• [Your task] Answer with nothing but a number: how many lines include the word "withheld"?

• [Records for the exercise]
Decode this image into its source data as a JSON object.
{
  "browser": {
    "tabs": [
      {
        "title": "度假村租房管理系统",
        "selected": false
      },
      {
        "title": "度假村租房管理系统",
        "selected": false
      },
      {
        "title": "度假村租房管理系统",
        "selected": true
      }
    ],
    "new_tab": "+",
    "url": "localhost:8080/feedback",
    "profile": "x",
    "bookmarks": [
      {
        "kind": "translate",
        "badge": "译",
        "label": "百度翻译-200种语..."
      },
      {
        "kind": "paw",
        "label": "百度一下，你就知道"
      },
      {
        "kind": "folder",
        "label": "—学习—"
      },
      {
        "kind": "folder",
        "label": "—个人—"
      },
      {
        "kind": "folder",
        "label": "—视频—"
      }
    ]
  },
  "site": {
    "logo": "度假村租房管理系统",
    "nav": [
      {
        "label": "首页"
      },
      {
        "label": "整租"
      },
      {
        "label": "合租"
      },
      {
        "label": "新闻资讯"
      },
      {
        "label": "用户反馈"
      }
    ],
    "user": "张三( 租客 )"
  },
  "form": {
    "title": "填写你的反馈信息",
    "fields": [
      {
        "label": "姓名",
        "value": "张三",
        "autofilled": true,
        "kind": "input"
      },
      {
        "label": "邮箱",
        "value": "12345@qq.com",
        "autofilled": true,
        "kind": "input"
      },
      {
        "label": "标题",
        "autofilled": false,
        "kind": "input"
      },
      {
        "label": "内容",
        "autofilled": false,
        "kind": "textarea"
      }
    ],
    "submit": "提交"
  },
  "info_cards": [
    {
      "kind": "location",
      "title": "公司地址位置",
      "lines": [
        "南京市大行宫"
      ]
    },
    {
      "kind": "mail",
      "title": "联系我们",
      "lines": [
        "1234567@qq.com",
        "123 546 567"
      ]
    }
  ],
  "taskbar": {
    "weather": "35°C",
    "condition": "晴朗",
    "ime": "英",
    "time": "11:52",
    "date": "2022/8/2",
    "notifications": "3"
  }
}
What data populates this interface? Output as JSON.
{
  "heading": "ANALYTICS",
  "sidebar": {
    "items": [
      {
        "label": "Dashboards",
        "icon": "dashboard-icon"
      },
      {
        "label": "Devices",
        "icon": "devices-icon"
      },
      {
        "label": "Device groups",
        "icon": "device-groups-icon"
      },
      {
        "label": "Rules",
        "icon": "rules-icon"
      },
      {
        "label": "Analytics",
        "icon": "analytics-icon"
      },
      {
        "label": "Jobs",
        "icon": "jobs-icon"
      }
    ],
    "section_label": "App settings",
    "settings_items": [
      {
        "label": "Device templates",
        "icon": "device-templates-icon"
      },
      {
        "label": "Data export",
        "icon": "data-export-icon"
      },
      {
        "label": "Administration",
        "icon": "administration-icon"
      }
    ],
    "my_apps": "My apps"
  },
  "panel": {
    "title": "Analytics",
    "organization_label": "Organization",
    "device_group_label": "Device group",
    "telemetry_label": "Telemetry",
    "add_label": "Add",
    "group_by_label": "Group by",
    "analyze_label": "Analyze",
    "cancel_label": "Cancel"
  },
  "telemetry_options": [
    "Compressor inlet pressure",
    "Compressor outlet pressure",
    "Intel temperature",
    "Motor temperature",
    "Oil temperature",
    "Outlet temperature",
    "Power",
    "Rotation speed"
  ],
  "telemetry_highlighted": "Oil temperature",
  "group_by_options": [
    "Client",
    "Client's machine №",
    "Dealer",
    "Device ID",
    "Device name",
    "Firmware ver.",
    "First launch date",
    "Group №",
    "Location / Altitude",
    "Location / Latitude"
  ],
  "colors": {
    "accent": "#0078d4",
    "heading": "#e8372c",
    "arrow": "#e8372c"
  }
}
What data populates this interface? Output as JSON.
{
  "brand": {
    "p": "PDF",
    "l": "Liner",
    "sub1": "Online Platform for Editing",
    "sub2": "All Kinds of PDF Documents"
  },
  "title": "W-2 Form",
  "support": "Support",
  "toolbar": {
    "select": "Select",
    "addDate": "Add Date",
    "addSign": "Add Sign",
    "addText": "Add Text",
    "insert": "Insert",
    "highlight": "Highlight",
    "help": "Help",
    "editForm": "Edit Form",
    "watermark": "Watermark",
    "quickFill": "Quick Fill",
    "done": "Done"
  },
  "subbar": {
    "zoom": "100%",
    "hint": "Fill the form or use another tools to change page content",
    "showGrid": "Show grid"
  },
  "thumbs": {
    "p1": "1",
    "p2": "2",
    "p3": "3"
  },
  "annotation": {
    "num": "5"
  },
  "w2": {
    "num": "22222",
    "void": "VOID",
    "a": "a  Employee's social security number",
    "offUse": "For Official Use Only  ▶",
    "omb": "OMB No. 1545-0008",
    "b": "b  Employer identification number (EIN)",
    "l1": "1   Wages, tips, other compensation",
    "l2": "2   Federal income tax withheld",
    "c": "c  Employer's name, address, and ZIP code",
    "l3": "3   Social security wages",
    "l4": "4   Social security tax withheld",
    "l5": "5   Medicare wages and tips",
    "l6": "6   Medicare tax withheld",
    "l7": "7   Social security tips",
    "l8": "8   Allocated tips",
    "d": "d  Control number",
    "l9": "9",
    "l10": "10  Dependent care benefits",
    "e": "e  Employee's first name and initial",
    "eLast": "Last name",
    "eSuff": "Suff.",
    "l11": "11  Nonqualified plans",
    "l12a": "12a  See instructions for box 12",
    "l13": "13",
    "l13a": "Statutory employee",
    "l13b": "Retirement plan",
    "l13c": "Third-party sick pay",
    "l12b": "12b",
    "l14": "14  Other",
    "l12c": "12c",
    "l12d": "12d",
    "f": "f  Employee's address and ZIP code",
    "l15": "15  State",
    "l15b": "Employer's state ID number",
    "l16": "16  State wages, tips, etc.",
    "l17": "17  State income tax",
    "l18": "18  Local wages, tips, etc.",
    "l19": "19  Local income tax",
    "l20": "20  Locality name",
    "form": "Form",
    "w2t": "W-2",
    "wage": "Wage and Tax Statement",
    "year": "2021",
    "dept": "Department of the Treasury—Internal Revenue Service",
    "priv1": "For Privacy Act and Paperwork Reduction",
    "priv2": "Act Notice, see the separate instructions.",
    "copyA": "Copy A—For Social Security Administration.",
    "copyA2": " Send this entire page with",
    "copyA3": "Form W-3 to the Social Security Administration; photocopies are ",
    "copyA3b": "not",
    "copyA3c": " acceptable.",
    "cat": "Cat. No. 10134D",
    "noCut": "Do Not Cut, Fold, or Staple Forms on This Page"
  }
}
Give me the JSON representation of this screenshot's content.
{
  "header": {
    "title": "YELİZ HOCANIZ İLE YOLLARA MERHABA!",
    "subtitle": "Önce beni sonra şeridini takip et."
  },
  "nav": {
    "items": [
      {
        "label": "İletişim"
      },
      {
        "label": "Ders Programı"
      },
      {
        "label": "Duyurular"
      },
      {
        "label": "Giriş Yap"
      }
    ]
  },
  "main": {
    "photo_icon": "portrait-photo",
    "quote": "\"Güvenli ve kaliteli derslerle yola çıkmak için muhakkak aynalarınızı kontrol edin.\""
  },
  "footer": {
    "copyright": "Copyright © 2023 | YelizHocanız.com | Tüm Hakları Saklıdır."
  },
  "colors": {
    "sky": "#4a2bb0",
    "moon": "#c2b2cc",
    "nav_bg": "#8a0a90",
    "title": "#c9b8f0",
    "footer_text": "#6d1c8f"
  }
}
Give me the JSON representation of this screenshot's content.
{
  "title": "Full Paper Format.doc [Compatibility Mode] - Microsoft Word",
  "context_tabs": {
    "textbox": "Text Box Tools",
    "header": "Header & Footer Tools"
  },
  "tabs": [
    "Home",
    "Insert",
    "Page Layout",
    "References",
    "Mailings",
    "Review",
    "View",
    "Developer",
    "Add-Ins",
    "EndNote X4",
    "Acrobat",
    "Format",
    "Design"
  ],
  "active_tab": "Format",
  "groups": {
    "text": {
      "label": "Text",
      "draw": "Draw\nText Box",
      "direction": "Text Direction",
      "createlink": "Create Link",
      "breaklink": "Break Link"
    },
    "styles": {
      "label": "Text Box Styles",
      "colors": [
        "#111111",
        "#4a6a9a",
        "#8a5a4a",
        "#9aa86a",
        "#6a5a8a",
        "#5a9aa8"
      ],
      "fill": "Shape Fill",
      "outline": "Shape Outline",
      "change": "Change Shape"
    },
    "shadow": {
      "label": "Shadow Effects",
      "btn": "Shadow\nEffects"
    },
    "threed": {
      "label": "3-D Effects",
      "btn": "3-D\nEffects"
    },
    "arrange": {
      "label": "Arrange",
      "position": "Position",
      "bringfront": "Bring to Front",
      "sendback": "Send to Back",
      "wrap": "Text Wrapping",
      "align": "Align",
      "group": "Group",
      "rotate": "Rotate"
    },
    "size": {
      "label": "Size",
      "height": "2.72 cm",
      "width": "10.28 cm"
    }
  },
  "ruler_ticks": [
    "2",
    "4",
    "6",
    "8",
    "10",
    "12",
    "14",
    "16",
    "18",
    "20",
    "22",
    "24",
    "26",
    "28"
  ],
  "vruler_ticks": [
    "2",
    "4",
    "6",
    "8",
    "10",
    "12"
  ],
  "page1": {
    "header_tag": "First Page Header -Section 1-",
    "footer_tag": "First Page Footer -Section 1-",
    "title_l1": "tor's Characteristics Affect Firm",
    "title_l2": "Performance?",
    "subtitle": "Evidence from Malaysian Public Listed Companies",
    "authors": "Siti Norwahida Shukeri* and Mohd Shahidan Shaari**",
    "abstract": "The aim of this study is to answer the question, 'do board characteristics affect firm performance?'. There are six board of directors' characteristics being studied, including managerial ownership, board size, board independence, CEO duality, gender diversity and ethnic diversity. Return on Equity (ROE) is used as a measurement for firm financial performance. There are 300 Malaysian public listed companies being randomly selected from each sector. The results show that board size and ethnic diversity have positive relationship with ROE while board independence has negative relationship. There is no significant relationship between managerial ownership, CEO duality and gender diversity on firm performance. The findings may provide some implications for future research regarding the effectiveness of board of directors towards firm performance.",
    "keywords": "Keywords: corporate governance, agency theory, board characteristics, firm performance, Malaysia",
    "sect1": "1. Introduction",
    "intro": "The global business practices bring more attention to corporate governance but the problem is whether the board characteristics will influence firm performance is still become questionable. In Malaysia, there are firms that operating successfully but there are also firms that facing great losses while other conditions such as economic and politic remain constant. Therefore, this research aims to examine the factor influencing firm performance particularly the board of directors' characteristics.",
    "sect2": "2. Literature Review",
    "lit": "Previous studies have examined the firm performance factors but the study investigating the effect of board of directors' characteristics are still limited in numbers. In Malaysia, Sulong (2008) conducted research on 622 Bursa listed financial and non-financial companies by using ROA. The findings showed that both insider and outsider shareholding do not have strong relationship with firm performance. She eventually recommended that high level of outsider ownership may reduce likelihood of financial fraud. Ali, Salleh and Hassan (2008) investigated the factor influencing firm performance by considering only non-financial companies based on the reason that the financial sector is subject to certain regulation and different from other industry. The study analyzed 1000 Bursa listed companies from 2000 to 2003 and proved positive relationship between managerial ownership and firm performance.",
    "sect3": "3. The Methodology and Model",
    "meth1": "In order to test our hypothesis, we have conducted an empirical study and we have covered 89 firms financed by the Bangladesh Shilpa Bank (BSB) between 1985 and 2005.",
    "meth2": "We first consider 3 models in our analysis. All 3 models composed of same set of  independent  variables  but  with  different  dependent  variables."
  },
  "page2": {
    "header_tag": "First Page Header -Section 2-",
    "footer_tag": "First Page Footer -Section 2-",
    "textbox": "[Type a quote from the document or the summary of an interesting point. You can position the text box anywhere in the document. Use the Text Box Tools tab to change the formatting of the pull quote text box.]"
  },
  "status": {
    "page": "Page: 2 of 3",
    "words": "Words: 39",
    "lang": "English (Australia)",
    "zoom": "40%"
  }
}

• [Finished exercise] 3